=== Task instructions ===
Each entry below must be repeated word for word.

-- START Source data --

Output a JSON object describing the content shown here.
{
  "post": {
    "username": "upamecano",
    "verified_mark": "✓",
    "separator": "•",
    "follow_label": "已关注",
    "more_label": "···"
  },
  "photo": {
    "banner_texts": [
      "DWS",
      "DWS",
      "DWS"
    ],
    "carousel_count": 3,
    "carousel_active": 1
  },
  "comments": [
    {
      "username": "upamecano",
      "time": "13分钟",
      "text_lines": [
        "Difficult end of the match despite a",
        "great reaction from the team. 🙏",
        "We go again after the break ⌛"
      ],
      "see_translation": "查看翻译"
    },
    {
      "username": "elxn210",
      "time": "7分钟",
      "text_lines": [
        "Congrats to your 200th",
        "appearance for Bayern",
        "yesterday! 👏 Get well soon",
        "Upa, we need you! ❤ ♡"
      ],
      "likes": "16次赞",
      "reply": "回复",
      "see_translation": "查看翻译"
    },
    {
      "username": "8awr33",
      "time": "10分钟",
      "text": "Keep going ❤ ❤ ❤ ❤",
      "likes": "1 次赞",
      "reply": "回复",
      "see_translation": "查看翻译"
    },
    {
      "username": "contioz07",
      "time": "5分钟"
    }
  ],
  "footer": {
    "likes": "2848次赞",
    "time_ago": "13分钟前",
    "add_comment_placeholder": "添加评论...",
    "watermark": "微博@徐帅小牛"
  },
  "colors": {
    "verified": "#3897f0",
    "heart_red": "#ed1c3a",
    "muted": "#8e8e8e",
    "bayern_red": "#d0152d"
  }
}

-- END Source data --

=== Final result ===
Output a JSON object describing the content shown here.
{
  "post": {
    "username": "upamecano",
    "verified_mark": "✓",
    "separator": "•",
    "follow_label": "已关注",
    "more_label": "···"
  },
  "photo": {
    "banner_texts": [
      "DWS",
      "DWS",
      "DWS"
    ],
    "carousel_count": 3,
    "carousel_active": 1
  },
  "comments": [
    {
      "username": "upamecano",
      "time": "13分钟",
      "text_lines": [
        "Difficult end of the match despite a",
        "great reaction from the team. 🙏",
        "We go again after the break ⌛"
      ],
      "see_translation": "查看翻译"
    },
    {
      "username": "elxn210",
      "time": "7分钟",
      "text_lines": [
        "Congrats to your 200th",
        "appearance for Bayern",
        "yesterday! 👏 Get well soon",
        "Upa, we need you! ❤ ♡"
      ],
      "likes": "16次赞",
      "reply": "回复",
      "see_translation": "查看翻译"
    },
    {
      "username": "8awr33",
      "time": "10分钟",
      "text": "Keep going ❤ ❤ ❤ ❤",
      "likes": "1 次赞",
      "reply": "回复",
      "see_translation": "查看翻译"
    },
    {
      "username": "contioz07",
      "time": "5分钟"
    }
  ],
  "footer": {
    "likes": "2848次赞",
    "time_ago": "13分钟前",
    "add_comment_placeholder": "添加评论...",
    "watermark": "微博@徐帅小牛"
  },
  "colors": {
    "verified": "#3897f0",
    "heart_red": "#ed1c3a",
    "muted": "#8e8e8e",
    "bayern_red": "#d0152d"
  }
}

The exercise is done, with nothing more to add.